**Problem statement**. In the entries below, identify every line with the string "Turning" and copy it.

# Recorded information start

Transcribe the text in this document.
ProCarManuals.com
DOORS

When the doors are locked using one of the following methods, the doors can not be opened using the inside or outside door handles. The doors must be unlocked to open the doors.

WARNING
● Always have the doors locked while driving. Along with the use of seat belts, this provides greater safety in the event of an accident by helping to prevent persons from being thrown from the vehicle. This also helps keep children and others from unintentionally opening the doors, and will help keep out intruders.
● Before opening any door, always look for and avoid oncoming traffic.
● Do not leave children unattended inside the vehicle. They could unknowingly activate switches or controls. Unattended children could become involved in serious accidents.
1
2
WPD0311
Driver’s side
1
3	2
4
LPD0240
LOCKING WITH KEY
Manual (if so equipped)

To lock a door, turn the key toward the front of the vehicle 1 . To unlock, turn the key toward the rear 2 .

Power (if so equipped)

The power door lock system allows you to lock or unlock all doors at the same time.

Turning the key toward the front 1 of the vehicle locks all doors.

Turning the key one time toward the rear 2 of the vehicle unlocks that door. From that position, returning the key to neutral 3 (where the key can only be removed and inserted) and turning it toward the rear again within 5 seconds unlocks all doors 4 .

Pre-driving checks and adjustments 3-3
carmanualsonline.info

# Recorded information end
# Recorded information start

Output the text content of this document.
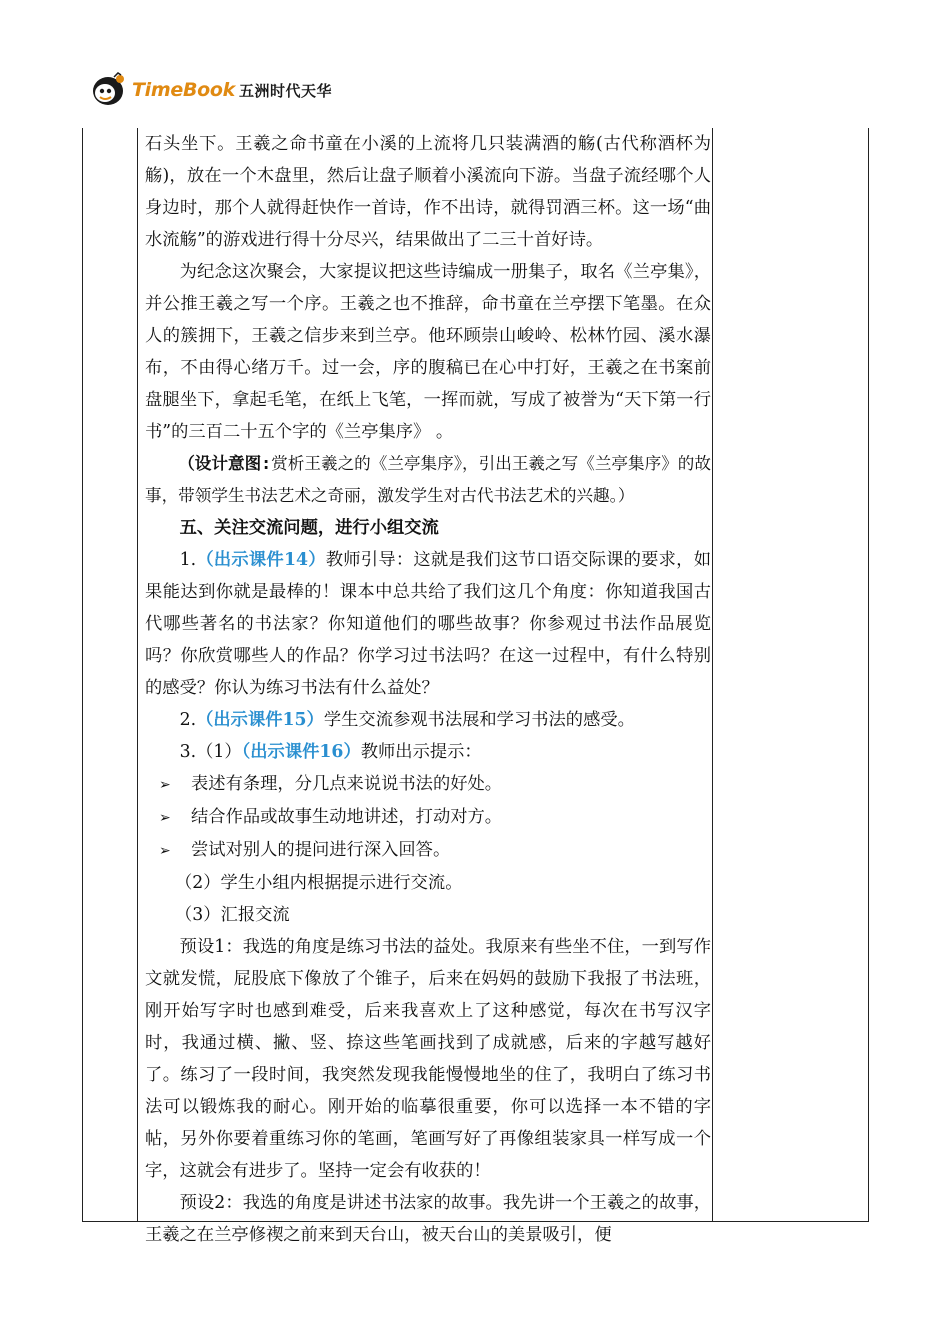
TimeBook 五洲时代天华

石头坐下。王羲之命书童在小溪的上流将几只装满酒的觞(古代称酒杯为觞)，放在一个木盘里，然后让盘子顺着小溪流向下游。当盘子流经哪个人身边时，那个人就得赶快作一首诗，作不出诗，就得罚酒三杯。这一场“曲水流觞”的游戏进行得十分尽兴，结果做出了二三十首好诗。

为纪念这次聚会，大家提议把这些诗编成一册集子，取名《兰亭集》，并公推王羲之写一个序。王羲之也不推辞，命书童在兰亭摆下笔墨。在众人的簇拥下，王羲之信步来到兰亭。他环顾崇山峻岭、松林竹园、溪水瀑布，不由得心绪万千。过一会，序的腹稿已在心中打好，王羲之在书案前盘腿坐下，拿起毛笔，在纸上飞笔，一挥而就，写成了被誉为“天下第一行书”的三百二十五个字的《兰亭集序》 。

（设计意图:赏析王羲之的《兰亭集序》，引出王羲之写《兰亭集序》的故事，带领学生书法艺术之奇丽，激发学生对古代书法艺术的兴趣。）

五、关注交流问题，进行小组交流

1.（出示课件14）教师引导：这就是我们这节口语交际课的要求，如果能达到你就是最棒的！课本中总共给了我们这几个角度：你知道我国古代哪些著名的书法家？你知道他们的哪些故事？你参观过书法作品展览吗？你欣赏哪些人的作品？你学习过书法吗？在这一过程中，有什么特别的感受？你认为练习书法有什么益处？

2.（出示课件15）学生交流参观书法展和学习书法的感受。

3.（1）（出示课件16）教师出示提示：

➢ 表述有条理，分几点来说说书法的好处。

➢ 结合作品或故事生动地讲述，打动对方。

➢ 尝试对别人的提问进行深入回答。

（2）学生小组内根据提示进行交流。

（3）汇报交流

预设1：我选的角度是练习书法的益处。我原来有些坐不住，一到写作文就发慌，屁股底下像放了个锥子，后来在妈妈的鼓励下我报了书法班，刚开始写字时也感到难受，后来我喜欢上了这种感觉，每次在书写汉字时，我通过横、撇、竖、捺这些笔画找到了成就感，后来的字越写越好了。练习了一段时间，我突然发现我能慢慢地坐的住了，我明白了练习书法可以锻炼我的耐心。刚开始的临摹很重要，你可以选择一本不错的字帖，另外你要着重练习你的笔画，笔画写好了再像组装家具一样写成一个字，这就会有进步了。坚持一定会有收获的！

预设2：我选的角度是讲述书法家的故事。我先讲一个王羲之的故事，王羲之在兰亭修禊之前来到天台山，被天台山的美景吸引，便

# Recorded information end

**Solved exercise**.
Turning the key toward the front 1 of the vehicle locks all doors.
Turning the key one time toward the rear 2 of the vehicle unlocks that door. From that position, returning the key to neutral 3 (where the key can only be removed and inserted) and turning it toward the rear again within 5 seconds unlocks all doors 4 .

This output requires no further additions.